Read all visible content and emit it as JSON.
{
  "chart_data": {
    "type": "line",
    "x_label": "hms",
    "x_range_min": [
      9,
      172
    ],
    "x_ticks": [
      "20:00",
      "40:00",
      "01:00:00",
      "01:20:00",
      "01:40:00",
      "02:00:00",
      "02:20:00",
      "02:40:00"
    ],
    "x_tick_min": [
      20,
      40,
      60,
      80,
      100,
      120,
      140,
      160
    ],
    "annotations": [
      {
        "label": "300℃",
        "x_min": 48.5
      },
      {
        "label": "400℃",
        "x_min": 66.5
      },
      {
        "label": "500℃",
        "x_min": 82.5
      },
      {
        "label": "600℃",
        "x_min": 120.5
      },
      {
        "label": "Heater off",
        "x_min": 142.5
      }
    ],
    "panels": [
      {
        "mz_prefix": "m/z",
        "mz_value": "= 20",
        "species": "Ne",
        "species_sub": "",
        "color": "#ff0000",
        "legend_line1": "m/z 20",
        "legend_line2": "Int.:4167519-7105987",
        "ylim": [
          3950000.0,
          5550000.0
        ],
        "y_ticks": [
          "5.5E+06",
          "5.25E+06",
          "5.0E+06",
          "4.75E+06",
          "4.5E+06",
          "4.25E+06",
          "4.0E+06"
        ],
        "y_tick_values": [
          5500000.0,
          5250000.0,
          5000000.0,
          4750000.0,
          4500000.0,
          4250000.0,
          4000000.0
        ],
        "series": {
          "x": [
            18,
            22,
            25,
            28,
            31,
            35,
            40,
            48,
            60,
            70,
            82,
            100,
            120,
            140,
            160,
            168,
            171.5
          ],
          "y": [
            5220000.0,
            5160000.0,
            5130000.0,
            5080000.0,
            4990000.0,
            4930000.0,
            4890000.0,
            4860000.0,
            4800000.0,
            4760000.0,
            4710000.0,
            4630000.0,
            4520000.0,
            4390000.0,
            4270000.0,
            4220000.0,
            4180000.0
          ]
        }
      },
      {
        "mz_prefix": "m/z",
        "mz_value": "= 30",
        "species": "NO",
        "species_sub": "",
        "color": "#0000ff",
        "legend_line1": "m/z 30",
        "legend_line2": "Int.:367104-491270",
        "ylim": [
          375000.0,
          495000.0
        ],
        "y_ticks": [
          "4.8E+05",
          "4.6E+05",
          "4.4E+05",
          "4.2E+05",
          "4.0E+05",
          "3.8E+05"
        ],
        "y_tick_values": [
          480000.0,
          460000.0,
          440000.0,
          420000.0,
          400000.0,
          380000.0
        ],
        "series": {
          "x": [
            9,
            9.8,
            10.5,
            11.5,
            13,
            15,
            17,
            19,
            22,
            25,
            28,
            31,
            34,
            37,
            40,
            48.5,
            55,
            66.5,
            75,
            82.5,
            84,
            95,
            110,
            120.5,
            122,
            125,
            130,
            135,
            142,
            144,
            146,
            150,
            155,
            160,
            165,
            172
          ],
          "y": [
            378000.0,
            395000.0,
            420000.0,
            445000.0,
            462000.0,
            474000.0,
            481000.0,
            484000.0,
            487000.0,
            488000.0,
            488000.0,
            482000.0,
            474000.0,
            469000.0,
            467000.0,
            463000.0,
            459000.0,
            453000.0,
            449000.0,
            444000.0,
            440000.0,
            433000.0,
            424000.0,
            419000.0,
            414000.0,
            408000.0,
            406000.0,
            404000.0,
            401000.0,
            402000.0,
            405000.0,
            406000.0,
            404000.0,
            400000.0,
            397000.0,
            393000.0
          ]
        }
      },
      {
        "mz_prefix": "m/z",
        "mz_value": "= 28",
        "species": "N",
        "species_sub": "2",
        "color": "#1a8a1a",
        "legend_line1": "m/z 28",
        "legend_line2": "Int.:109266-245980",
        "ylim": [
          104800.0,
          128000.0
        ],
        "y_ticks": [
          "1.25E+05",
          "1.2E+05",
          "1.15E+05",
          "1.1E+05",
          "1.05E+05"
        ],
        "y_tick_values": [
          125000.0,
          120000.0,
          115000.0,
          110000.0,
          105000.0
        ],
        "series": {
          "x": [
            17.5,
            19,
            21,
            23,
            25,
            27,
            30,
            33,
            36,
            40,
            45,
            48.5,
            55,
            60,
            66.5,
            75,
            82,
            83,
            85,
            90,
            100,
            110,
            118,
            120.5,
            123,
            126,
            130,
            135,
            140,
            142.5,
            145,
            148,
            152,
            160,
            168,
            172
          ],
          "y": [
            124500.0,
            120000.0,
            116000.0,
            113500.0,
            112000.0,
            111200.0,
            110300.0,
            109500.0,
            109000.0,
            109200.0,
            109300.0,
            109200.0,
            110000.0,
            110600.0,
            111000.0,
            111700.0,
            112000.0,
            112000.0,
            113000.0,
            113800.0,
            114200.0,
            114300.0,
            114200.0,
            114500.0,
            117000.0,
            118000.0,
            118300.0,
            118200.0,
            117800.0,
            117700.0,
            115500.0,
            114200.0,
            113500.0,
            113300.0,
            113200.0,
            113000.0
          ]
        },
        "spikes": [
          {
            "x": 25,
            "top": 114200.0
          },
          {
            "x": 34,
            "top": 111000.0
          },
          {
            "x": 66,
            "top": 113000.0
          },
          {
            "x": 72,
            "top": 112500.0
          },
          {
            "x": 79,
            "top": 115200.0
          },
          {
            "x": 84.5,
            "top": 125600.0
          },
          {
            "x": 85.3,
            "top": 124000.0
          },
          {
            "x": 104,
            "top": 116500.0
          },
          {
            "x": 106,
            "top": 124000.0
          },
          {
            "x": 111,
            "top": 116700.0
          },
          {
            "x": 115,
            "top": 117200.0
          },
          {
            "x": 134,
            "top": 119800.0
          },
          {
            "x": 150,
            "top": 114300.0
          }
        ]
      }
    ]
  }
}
——
__STATED PROBLEM__. Pick out the lines that have the word "color". Copy them all.

__TASK OUTPUT__.
        "color": "#ff0000",
        "color": "#0000ff",
        "color": "#1a8a1a",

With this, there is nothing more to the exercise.